STATED PROBLEM: Copy every line of the data in which the word "repeater" occurs.

PROVIDED MATERIAL:
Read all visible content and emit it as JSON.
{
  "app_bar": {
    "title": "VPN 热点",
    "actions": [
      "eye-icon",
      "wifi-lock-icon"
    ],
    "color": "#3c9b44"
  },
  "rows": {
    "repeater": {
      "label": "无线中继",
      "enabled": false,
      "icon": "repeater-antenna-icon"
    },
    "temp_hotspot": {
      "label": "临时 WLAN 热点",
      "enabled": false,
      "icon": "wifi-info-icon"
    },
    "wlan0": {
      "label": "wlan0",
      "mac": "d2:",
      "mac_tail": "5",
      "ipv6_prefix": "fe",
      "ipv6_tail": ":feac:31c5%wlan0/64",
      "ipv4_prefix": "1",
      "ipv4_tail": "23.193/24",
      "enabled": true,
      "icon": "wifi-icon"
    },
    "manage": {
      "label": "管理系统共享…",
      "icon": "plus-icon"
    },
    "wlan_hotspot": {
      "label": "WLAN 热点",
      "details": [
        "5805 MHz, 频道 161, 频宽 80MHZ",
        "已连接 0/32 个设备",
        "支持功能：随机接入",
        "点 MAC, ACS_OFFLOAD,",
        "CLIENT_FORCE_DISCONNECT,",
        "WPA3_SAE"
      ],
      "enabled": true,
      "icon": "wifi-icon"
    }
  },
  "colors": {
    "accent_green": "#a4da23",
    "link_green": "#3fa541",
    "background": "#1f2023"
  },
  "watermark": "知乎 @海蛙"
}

REPLY TO THE EXERCISE:
    "repeater": {
      "icon": "repeater-antenna-icon"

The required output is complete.